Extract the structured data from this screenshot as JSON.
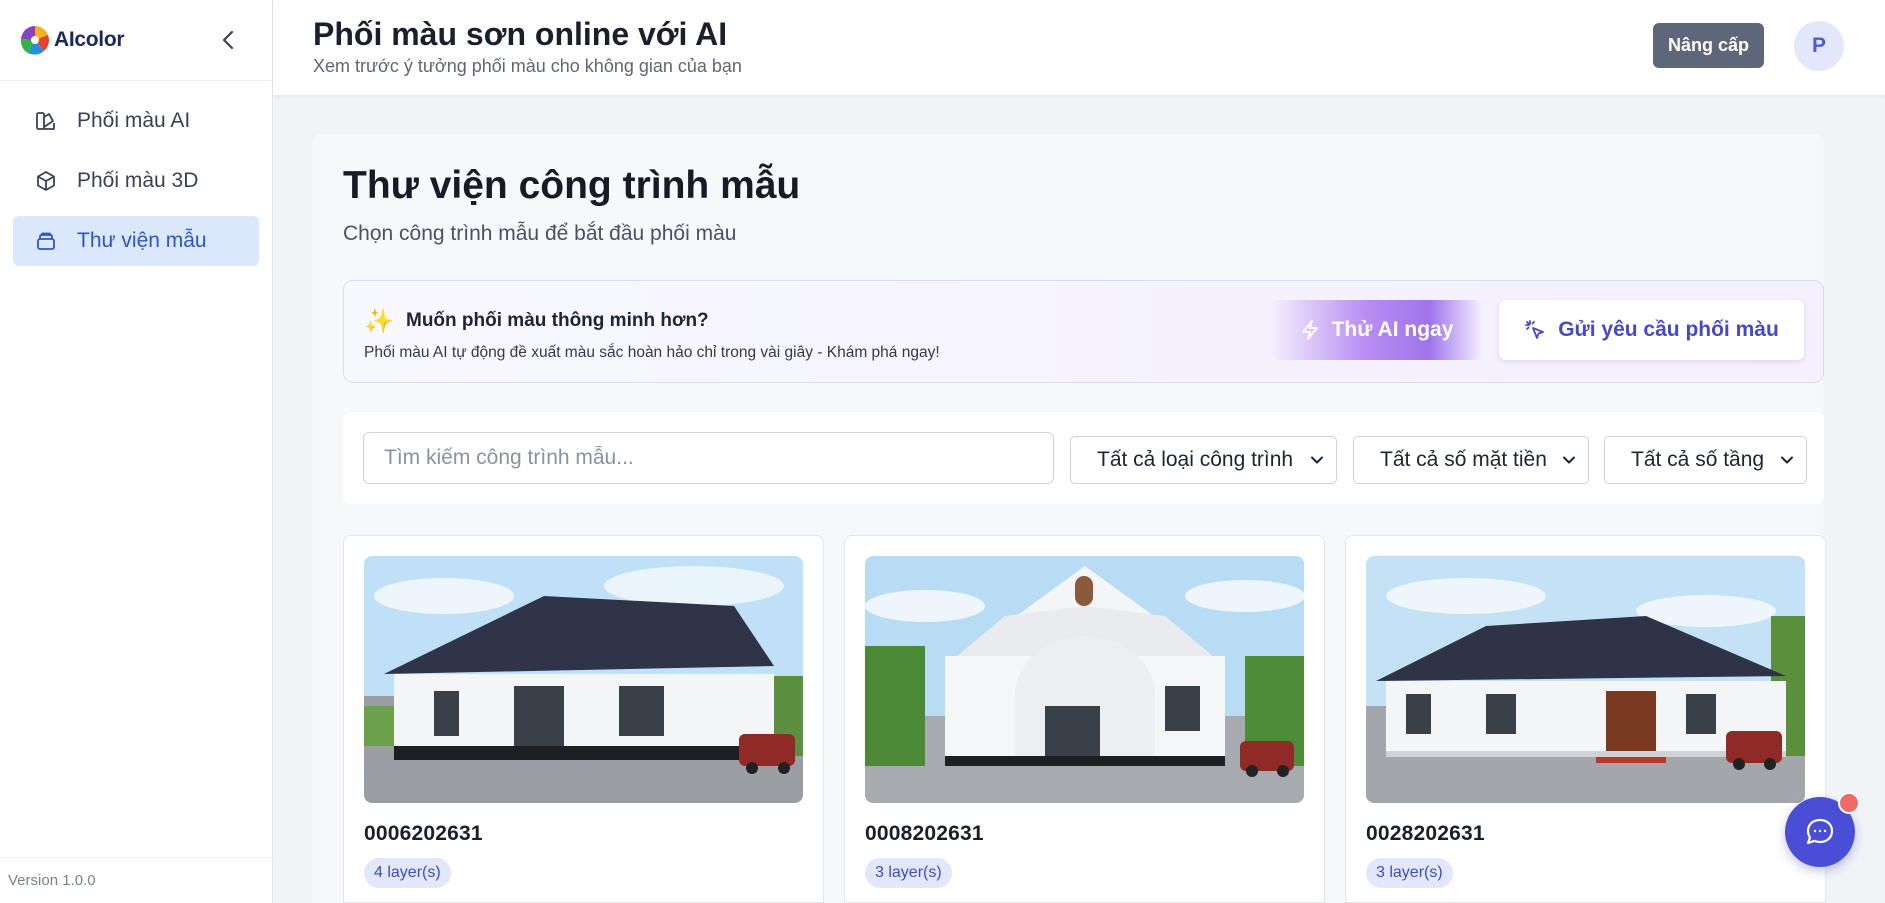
{
  "app": {
    "logo_text": "AIcolor",
    "version": "Version 1.0.0"
  },
  "sidebar": {
    "items": [
      {
        "label": "Phối màu AI",
        "icon": "palette-icon",
        "active": false
      },
      {
        "label": "Phối màu 3D",
        "icon": "cube-icon",
        "active": false
      },
      {
        "label": "Thư viện mẫu",
        "icon": "library-icon",
        "active": true
      }
    ]
  },
  "header": {
    "title": "Phối màu sơn online với AI",
    "subtitle": "Xem trước ý tưởng phối màu cho không gian của bạn",
    "upgrade_label": "Nâng cấp",
    "avatar_initial": "P"
  },
  "library": {
    "title": "Thư viện công trình mẫu",
    "subtitle": "Chọn công trình mẫu để bắt đầu phối màu"
  },
  "promo": {
    "title": "Muốn phối màu thông minh hơn?",
    "description": "Phối màu AI tự động đề xuất màu sắc hoàn hảo chỉ trong vài giây - Khám phá ngay!",
    "try_ai_label": "Thử AI ngay",
    "request_label": "Gửi yêu cầu phối màu"
  },
  "filters": {
    "search_placeholder": "Tìm kiếm công trình mẫu...",
    "building_type": "Tất cả loại công trình",
    "frontage": "Tất cả số mặt tiền",
    "floors": "Tất cả số tầng"
  },
  "cards": [
    {
      "code": "0006202631",
      "layers": "4 layer(s)"
    },
    {
      "code": "0008202631",
      "layers": "3 layer(s)"
    },
    {
      "code": "0028202631",
      "layers": "3 layer(s)"
    }
  ],
  "colors": {
    "accent": "#4a4ed6",
    "active_nav_bg": "#dbe8fb",
    "active_nav_text": "#2b56c9",
    "upgrade_bg": "#5d6779",
    "badge_bg": "#e2e7fb",
    "notification": "#f06a6a"
  }
}
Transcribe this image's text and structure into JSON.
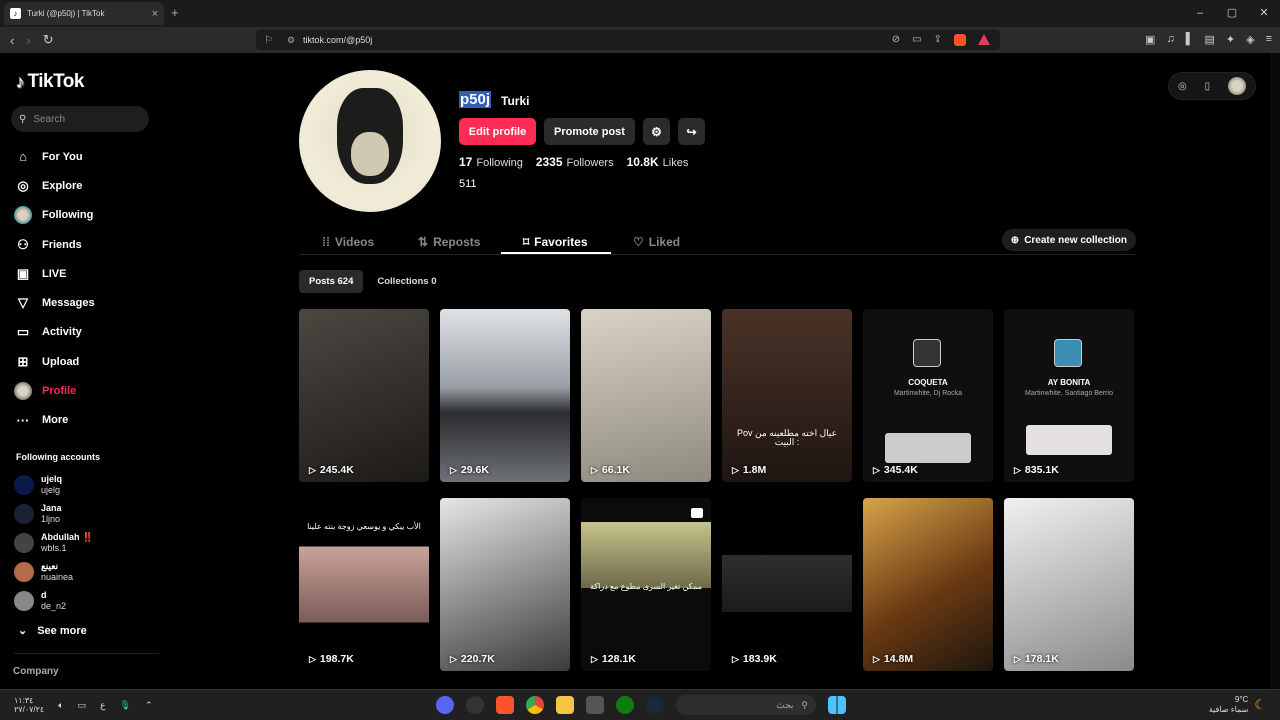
{
  "browser": {
    "tab_title": "Turki (@p50j) | TikTok",
    "url": "tiktok.com/@p50j"
  },
  "sidebar": {
    "brand": "TikTok",
    "search_placeholder": "Search",
    "items": [
      {
        "label": "For You",
        "icon": "home-icon"
      },
      {
        "label": "Explore",
        "icon": "compass-icon"
      },
      {
        "label": "Following",
        "icon": "following-avatar-icon"
      },
      {
        "label": "Friends",
        "icon": "friends-icon"
      },
      {
        "label": "LIVE",
        "icon": "live-icon"
      },
      {
        "label": "Messages",
        "icon": "messages-icon"
      },
      {
        "label": "Activity",
        "icon": "activity-icon"
      },
      {
        "label": "Upload",
        "icon": "upload-icon"
      },
      {
        "label": "Profile",
        "icon": "profile-avatar-icon"
      },
      {
        "label": "More",
        "icon": "more-icon"
      }
    ],
    "following_heading": "Following accounts",
    "following_accounts": [
      {
        "name": "ujelq",
        "username": "ujelg"
      },
      {
        "name": "Jana",
        "username": "1ljno"
      },
      {
        "name": "Abdullah ‼️",
        "username": "wbls.1"
      },
      {
        "name": "نعينع",
        "username": "nuainea"
      },
      {
        "name": "d",
        "username": "de_n2"
      }
    ],
    "see_more": "See more",
    "company": "Company"
  },
  "profile": {
    "username": "p50j",
    "nickname": "Turki",
    "edit_profile": "Edit profile",
    "promote_post": "Promote post",
    "following_count": "17",
    "following_label": "Following",
    "followers_count": "2335",
    "followers_label": "Followers",
    "likes_count": "10.8K",
    "likes_label": "Likes",
    "bio": "511"
  },
  "tabs": [
    {
      "label": "Videos"
    },
    {
      "label": "Reposts"
    },
    {
      "label": "Favorites"
    },
    {
      "label": "Liked"
    }
  ],
  "create_collection": "Create new collection",
  "subtabs": {
    "posts": "Posts 624",
    "collections": "Collections 0"
  },
  "videos": [
    {
      "views": "245.4K",
      "bg": "#3a3530"
    },
    {
      "views": "29.6K",
      "bg": "#8a8e93"
    },
    {
      "views": "66.1K",
      "bg": "#b2ab9c"
    },
    {
      "views": "1.8M",
      "bg": "#2a1f1b",
      "caption": "Pov\nعيال اخته مطلعينه من البيت :"
    },
    {
      "views": "345.4K",
      "bg": "#101010",
      "song": "COQUETA",
      "artist": "Martinwhite, Dj Rocka"
    },
    {
      "views": "835.1K",
      "bg": "#101010",
      "song": "AY BONITA",
      "artist": "Martinwhite, Santiago Berrio"
    },
    {
      "views": "198.7K",
      "bg": "#0b0b0b",
      "caption": "الأب يبكي و يوسعي زوجة بنته علينا"
    },
    {
      "views": "220.7K",
      "bg": "#4a4a4a"
    },
    {
      "views": "128.1K",
      "bg": "#1a1c16",
      "caption": "ممكن تغير السرى مطوع مع دراكة"
    },
    {
      "views": "183.9K",
      "bg": "#151515"
    },
    {
      "views": "14.8M",
      "bg": "#5a3a18"
    },
    {
      "views": "178.1K",
      "bg": "#c8c8c8"
    }
  ],
  "taskbar": {
    "time": "١١:٣٤",
    "date": "٢٧/٠٧/٢٤",
    "search_placeholder": "بحث",
    "weather_temp": "9°C",
    "weather_text": "سماء صافية"
  }
}
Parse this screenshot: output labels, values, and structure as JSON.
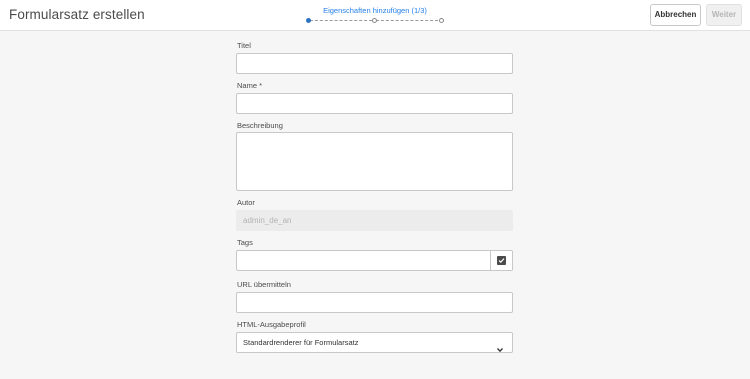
{
  "header": {
    "title": "Formularsatz erstellen",
    "wizard_step_label": "Eigenschaften hinzufügen (1/3)",
    "cancel_label": "Abbrechen",
    "next_label": "Weiter"
  },
  "form": {
    "title": {
      "label": "Titel",
      "value": ""
    },
    "name": {
      "label": "Name *",
      "value": ""
    },
    "description": {
      "label": "Beschreibung",
      "value": ""
    },
    "author": {
      "label": "Autor",
      "value": "admin_de_an"
    },
    "tags": {
      "label": "Tags",
      "value": "",
      "picker_icon": "check-square-icon"
    },
    "submit_url": {
      "label": "URL übermitteln",
      "value": ""
    },
    "html_profile": {
      "label": "HTML-Ausgabeprofil",
      "selected": "Standardrenderer für Formularsatz"
    }
  },
  "colors": {
    "accent": "#2680eb",
    "active_step": "#2d72c4",
    "background": "#f6f6f6"
  }
}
· · · · ·
## Exercise objective
Copy the data character for character, but drop all pictures from the copy.

## Response to the task
Extract the structured data from this screenshot as JSON.
{
  "app": {
    "logo_text": "AIcolor",
    "version": "Version 1.0.0"
  },
  "sidebar": {
    "items": [
      {
        "label": "Phối màu AI",
        "icon": "palette-icon",
        "active": false
      },
      {
        "label": "Phối màu 3D",
        "icon": "cube-icon",
        "active": false
      },
      {
        "label": "Thư viện mẫu",
        "icon": "library-icon",
        "active": true
      }
    ]
  },
  "header": {
    "title": "Phối màu sơn online với AI",
    "subtitle": "Xem trước ý tưởng phối màu cho không gian của bạn",
    "upgrade_label": "Nâng cấp",
    "avatar_initial": "P"
  },
  "library": {
    "title": "Thư viện công trình mẫu",
    "subtitle": "Chọn công trình mẫu để bắt đầu phối màu"
  },
  "promo": {
    "title": "Muốn phối màu thông minh hơn?",
    "description": "Phối màu AI tự động đề xuất màu sắc hoàn hảo chỉ trong vài giây - Khám phá ngay!",
    "try_ai_label": "Thử AI ngay",
    "request_label": "Gửi yêu cầu phối màu"
  },
  "filters": {
    "search_placeholder": "Tìm kiếm công trình mẫu...",
    "building_type": "Tất cả loại công trình",
    "frontage": "Tất cả số mặt tiền",
    "floors": "Tất cả số tầng"
  },
  "cards": [
    {
      "code": "0006202631",
      "layers": "4 layer(s)"
    },
    {
      "code": "0008202631",
      "layers": "3 layer(s)"
    },
    {
      "code": "0028202631",
      "layers": "3 layer(s)"
    }
  ],
  "colors": {
    "accent": "#4a4ed6",
    "active_nav_bg": "#dbe8fb",
    "active_nav_text": "#2b56c9",
    "upgrade_bg": "#5d6779",
    "badge_bg": "#e2e7fb",
    "notification": "#f06a6a"
  }
}
Transcribe this image's text and structure into JSON.
{
  "browser": {
    "tab_title": "Turki (@p50j) | TikTok",
    "url": "tiktok.com/@p50j"
  },
  "sidebar": {
    "brand": "TikTok",
    "search_placeholder": "Search",
    "items": [
      {
        "label": "For You",
        "icon": "home-icon"
      },
      {
        "label": "Explore",
        "icon": "compass-icon"
      },
      {
        "label": "Following",
        "icon": "following-avatar-icon"
      },
      {
        "label": "Friends",
        "icon": "friends-icon"
      },
      {
        "label": "LIVE",
        "icon": "live-icon"
      },
      {
        "label": "Messages",
        "icon": "messages-icon"
      },
      {
        "label": "Activity",
        "icon": "activity-icon"
      },
      {
        "label": "Upload",
        "icon": "upload-icon"
      },
      {
        "label": "Profile",
        "icon": "profile-avatar-icon"
      },
      {
        "label": "More",
        "icon": "more-icon"
      }
    ],
    "following_heading": "Following accounts",
    "following_accounts": [
      {
        "name": "ujelq",
        "username": "ujelg"
      },
      {
        "name": "Jana",
        "username": "1ljno"
      },
      {
        "name": "Abdullah ‼️",
        "username": "wbls.1"
      },
      {
        "name": "نعينع",
        "username": "nuainea"
      },
      {
        "name": "d",
        "username": "de_n2"
      }
    ],
    "see_more": "See more",
    "company": "Company"
  },
  "profile": {
    "username": "p50j",
    "nickname": "Turki",
    "edit_profile": "Edit profile",
    "promote_post": "Promote post",
    "following_count": "17",
    "following_label": "Following",
    "followers_count": "2335",
    "followers_label": "Followers",
    "likes_count": "10.8K",
    "likes_label": "Likes",
    "bio": "511"
  },
  "tabs": [
    {
      "label": "Videos"
    },
    {
      "label": "Reposts"
    },
    {
      "label": "Favorites"
    },
    {
      "label": "Liked"
    }
  ],
  "create_collection": "Create new collection",
  "subtabs": {
    "posts": "Posts 624",
    "collections": "Collections 0"
  },
  "videos": [
    {
      "views": "245.4K",
      "bg": "#3a3530"
    },
    {
      "views": "29.6K",
      "bg": "#8a8e93"
    },
    {
      "views": "66.1K",
      "bg": "#b2ab9c"
    },
    {
      "views": "1.8M",
      "bg": "#2a1f1b",
      "caption": "Pov\nعيال اخته مطلعينه من البيت :"
    },
    {
      "views": "345.4K",
      "bg": "#101010",
      "song": "COQUETA",
      "artist": "Martinwhite, Dj Rocka"
    },
    {
      "views": "835.1K",
      "bg": "#101010",
      "song": "AY BONITA",
      "artist": "Martinwhite, Santiago Berrio"
    },
    {
      "views": "198.7K",
      "bg": "#0b0b0b",
      "caption": "الأب يبكي و يوسعي زوجة بنته علينا"
    },
    {
      "views": "220.7K",
      "bg": "#4a4a4a"
    },
    {
      "views": "128.1K",
      "bg": "#1a1c16",
      "caption": "ممكن تغير السرى مطوع مع دراكة"
    },
    {
      "views": "183.9K",
      "bg": "#151515"
    },
    {
      "views": "14.8M",
      "bg": "#5a3a18"
    },
    {
      "views": "178.1K",
      "bg": "#c8c8c8"
    }
  ],
  "taskbar": {
    "time": "١١:٣٤",
    "date": "٢٧/٠٧/٢٤",
    "search_placeholder": "بحث",
    "weather_temp": "9°C",
    "weather_text": "سماء صافية"
  }
}
Parse this screenshot: output labels, values, and structure as JSON.
{
  "header": {
    "title": "Formularsatz erstellen",
    "wizard_step_label": "Eigenschaften hinzufügen (1/3)",
    "cancel_label": "Abbrechen",
    "next_label": "Weiter"
  },
  "form": {
    "title": {
      "label": "Titel",
      "value": ""
    },
    "name": {
      "label": "Name *",
      "value": ""
    },
    "description": {
      "label": "Beschreibung",
      "value": ""
    },
    "author": {
      "label": "Autor",
      "value": "admin_de_an"
    },
    "tags": {
      "label": "Tags",
      "value": "",
      "picker_icon": "check-square-icon"
    },
    "submit_url": {
      "label": "URL übermitteln",
      "value": ""
    },
    "html_profile": {
      "label": "HTML-Ausgabeprofil",
      "selected": "Standardrenderer für Formularsatz"
    }
  },
  "colors": {
    "accent": "#2680eb",
    "active_step": "#2d72c4",
    "background": "#f6f6f6"
  }
}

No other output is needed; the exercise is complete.